▶ _SHORT EXERCISE_
Reply with one number: the count of lines in the data that hold the string "labels".

^^^^^^^^

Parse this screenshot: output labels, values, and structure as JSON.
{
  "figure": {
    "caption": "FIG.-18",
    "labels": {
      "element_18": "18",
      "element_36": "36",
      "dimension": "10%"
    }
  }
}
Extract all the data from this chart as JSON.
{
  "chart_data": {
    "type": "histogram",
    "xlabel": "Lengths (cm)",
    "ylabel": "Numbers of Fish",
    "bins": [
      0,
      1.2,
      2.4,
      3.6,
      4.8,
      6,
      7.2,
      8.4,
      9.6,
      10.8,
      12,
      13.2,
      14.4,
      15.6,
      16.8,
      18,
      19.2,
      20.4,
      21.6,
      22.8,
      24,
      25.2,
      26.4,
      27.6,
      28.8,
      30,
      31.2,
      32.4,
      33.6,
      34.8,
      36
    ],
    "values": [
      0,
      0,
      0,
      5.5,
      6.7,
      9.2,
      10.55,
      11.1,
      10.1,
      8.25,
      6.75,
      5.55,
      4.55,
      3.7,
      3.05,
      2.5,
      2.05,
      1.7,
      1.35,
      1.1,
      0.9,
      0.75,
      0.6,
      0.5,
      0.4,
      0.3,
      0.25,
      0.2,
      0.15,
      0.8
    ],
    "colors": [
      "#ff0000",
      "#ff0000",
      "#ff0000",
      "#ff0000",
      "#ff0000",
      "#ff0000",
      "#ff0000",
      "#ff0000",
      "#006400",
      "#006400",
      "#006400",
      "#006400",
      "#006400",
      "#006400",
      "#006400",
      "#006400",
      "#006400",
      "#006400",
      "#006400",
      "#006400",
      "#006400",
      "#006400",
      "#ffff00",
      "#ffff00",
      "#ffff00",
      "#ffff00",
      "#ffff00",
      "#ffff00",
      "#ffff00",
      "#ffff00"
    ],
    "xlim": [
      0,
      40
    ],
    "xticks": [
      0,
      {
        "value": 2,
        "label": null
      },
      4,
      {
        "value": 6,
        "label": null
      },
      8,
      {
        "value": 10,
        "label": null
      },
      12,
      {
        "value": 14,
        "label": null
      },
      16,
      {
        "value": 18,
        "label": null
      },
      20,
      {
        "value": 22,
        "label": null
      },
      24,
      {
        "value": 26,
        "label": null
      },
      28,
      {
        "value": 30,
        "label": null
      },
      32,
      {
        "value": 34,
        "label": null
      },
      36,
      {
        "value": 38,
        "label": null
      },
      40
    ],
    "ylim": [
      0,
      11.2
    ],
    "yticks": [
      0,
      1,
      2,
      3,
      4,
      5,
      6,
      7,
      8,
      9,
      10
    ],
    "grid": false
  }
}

^^^^^^^^

▶ _TASK RESULT_
2